Dataset rows:
--------------------------------------------------

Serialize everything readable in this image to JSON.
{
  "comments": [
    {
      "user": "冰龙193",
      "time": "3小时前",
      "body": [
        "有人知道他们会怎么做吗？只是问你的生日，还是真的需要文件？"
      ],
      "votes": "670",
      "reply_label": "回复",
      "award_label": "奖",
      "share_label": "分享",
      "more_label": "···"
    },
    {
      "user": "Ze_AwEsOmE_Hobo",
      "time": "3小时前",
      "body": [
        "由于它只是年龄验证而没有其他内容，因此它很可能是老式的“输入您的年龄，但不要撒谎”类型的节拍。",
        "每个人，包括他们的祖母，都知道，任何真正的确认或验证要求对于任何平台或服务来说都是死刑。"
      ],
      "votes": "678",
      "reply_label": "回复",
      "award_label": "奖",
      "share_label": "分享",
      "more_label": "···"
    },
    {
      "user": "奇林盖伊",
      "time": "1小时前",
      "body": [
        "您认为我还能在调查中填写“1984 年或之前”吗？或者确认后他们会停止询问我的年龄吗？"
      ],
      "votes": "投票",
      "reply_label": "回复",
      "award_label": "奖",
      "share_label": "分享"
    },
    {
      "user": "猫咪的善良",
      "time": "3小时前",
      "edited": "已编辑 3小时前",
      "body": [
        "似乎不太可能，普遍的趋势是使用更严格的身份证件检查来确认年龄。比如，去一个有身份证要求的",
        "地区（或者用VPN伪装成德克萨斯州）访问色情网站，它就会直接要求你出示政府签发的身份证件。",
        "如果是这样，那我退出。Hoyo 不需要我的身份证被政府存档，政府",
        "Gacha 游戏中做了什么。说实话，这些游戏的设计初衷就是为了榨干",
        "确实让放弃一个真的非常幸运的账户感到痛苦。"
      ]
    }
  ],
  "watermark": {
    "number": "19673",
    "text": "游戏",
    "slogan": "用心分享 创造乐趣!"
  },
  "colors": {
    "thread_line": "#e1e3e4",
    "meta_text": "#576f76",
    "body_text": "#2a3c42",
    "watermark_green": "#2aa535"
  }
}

--------------------------------------------------

__Set task__
Repeat the material above in full, quoting it exactly.

__Response to the task__
Serialize everything readable in this image to JSON.
{
  "comments": [
    {
      "user": "冰龙193",
      "time": "3小时前",
      "body": [
        "有人知道他们会怎么做吗？只是问你的生日，还是真的需要文件？"
      ],
      "votes": "670",
      "reply_label": "回复",
      "award_label": "奖",
      "share_label": "分享",
      "more_label": "···"
    },
    {
      "user": "Ze_AwEsOmE_Hobo",
      "time": "3小时前",
      "body": [
        "由于它只是年龄验证而没有其他内容，因此它很可能是老式的“输入您的年龄，但不要撒谎”类型的节拍。",
        "每个人，包括他们的祖母，都知道，任何真正的确认或验证要求对于任何平台或服务来说都是死刑。"
      ],
      "votes": "678",
      "reply_label": "回复",
      "award_label": "奖",
      "share_label": "分享",
      "more_label": "···"
    },
    {
      "user": "奇林盖伊",
      "time": "1小时前",
      "body": [
        "您认为我还能在调查中填写“1984 年或之前”吗？或者确认后他们会停止询问我的年龄吗？"
      ],
      "votes": "投票",
      "reply_label": "回复",
      "award_label": "奖",
      "share_label": "分享"
    },
    {
      "user": "猫咪的善良",
      "time": "3小时前",
      "edited": "已编辑 3小时前",
      "body": [
        "似乎不太可能，普遍的趋势是使用更严格的身份证件检查来确认年龄。比如，去一个有身份证要求的",
        "地区（或者用VPN伪装成德克萨斯州）访问色情网站，它就会直接要求你出示政府签发的身份证件。",
        "如果是这样，那我退出。Hoyo 不需要我的身份证被政府存档，政府",
        "Gacha 游戏中做了什么。说实话，这些游戏的设计初衷就是为了榨干",
        "确实让放弃一个真的非常幸运的账户感到痛苦。"
      ]
    }
  ],
  "watermark": {
    "number": "19673",
    "text": "游戏",
    "slogan": "用心分享 创造乐趣!"
  },
  "colors": {
    "thread_line": "#e1e3e4",
    "meta_text": "#576f76",
    "body_text": "#2a3c42",
    "watermark_green": "#2aa535"
  }
}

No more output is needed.